» Exercise
Find each line holding "kebab" and copy it out.

» Working data
****************
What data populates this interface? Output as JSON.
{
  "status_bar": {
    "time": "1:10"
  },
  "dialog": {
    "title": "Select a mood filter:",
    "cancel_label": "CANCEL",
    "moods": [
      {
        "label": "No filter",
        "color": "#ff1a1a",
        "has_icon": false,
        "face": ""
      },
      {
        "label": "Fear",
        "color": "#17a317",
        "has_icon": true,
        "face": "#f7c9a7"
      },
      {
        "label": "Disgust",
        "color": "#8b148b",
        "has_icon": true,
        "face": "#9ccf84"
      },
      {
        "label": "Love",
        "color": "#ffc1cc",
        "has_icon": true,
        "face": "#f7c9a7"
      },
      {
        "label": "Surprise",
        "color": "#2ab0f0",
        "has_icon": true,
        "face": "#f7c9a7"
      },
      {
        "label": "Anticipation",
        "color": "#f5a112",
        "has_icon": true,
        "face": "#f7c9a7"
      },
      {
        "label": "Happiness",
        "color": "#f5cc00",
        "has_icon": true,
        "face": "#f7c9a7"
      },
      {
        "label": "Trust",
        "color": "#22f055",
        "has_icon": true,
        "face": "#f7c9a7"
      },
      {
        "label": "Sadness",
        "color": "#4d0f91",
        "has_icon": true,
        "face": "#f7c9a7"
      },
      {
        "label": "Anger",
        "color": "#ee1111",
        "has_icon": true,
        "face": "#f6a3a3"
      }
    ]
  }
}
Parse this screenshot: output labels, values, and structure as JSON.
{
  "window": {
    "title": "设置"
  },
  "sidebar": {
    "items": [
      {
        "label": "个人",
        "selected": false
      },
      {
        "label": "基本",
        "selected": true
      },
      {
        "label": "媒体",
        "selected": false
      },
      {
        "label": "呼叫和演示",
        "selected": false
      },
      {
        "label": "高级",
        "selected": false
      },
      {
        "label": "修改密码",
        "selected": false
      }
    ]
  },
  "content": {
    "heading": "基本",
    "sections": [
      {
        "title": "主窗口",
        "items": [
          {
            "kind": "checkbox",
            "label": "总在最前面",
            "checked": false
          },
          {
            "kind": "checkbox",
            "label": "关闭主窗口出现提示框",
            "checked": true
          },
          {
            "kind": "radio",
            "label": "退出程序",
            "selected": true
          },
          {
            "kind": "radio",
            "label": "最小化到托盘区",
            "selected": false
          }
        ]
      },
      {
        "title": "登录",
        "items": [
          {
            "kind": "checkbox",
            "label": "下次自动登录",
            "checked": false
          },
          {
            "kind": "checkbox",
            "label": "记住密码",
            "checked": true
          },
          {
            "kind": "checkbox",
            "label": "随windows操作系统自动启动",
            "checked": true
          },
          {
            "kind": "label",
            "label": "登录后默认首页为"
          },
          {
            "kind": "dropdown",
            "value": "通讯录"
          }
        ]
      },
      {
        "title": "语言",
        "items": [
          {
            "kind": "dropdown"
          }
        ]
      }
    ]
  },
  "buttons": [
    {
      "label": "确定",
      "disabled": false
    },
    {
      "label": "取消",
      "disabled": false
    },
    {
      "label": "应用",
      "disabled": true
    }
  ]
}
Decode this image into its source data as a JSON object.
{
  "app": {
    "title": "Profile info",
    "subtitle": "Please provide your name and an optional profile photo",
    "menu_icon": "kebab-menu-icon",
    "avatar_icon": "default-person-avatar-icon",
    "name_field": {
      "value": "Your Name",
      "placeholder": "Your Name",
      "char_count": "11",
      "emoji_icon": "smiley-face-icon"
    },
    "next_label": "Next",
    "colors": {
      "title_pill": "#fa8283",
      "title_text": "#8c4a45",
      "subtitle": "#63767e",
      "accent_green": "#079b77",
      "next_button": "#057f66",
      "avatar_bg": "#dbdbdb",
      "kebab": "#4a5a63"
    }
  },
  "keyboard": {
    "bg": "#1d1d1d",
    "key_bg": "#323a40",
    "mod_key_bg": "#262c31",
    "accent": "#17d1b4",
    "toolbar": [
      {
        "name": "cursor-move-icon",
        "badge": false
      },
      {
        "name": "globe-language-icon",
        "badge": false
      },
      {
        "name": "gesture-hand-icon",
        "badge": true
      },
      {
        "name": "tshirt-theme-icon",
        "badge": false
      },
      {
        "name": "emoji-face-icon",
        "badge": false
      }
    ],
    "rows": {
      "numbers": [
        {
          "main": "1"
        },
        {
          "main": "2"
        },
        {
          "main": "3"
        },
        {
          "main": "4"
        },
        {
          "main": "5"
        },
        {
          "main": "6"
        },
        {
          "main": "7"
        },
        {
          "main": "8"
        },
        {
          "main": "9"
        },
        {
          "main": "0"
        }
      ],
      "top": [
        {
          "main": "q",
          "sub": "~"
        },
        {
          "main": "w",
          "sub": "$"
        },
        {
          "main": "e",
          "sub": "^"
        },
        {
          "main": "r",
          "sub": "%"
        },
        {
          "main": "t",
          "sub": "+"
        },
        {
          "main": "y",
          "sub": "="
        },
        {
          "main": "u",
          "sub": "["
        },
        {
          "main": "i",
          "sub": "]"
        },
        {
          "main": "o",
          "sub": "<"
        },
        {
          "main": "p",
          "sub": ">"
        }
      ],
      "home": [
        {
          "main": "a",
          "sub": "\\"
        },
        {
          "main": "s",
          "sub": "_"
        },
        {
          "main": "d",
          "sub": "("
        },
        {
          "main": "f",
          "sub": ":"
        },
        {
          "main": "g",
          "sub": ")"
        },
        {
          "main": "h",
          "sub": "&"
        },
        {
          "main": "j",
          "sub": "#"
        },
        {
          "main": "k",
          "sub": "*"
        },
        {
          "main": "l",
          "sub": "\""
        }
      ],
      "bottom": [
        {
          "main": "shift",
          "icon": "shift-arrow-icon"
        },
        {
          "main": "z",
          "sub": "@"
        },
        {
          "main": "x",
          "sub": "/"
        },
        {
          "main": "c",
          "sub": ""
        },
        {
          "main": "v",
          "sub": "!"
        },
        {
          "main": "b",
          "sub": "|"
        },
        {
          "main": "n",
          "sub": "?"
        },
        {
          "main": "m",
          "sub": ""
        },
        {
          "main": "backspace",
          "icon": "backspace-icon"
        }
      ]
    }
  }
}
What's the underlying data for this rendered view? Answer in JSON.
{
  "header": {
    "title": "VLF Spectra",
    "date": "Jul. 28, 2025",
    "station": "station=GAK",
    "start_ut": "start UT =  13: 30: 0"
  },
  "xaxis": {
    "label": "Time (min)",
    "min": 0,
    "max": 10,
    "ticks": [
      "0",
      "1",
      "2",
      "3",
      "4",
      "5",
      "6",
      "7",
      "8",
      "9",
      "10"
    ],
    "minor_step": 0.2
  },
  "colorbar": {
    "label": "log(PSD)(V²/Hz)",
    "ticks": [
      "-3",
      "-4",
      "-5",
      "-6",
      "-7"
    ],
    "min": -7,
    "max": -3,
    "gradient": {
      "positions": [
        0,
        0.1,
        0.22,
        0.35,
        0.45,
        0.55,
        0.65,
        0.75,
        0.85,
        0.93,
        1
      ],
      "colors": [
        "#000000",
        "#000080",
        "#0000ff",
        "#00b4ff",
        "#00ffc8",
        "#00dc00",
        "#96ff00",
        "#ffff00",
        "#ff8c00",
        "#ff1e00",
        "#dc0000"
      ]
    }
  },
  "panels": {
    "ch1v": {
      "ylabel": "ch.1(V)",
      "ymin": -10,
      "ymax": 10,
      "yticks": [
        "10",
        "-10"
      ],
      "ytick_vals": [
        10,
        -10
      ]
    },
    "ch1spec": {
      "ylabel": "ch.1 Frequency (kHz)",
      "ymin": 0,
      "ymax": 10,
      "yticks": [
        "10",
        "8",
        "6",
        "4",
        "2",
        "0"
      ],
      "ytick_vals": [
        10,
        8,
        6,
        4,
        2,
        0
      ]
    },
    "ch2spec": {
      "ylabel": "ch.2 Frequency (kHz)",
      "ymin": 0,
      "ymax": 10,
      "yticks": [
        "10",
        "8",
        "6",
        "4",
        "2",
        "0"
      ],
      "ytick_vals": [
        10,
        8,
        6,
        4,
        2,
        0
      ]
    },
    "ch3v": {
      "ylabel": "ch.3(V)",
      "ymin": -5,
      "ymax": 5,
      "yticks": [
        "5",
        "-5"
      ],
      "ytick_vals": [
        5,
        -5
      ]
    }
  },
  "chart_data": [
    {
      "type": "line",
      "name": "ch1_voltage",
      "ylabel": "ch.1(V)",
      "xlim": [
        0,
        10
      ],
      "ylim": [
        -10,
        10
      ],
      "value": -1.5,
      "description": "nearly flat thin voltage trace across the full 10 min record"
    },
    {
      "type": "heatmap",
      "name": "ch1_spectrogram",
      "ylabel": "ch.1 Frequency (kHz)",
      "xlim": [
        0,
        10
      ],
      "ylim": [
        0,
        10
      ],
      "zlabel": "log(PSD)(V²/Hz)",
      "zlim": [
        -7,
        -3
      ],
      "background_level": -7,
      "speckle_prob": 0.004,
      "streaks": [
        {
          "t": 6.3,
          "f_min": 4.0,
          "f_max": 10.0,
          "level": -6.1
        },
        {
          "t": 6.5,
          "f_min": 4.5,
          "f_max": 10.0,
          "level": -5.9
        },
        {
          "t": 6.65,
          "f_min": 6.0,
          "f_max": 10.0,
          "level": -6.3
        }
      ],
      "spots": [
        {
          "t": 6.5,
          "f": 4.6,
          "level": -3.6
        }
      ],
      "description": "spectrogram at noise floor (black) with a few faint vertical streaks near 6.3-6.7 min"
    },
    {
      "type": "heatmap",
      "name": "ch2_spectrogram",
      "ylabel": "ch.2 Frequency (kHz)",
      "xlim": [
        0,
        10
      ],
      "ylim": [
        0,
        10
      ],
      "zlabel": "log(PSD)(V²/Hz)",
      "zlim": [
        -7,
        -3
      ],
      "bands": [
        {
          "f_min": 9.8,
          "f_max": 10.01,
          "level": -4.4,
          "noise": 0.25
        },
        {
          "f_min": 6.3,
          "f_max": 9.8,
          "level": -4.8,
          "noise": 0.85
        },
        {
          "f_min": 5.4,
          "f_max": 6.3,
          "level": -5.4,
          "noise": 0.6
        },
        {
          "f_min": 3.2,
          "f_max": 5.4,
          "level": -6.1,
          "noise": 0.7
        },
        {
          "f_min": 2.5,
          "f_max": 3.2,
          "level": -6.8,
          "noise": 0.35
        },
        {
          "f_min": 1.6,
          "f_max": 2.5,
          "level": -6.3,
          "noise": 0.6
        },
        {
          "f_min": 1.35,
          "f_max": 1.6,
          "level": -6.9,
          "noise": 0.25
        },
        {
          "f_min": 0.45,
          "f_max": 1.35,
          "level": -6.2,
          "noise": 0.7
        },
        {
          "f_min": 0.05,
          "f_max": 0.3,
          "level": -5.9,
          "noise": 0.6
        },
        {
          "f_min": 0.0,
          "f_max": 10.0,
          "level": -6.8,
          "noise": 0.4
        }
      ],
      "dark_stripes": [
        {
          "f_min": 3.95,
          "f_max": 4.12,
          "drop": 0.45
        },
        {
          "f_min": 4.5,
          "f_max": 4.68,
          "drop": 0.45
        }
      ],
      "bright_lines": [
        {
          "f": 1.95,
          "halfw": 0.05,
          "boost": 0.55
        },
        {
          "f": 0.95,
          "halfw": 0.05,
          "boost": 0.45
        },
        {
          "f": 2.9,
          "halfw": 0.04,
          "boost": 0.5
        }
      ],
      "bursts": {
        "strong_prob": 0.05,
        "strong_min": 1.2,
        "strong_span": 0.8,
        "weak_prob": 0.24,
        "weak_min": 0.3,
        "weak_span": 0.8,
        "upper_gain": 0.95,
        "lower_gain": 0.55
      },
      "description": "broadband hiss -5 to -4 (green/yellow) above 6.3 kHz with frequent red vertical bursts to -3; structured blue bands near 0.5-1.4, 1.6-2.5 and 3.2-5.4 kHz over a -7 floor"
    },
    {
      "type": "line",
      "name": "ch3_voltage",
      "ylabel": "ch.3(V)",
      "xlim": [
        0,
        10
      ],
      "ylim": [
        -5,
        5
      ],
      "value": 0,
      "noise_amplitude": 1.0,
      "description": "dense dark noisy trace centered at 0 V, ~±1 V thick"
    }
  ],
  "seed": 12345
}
****************
» Result
    "menu_icon": "kebab-menu-icon",
      "kebab": "#4a5a63"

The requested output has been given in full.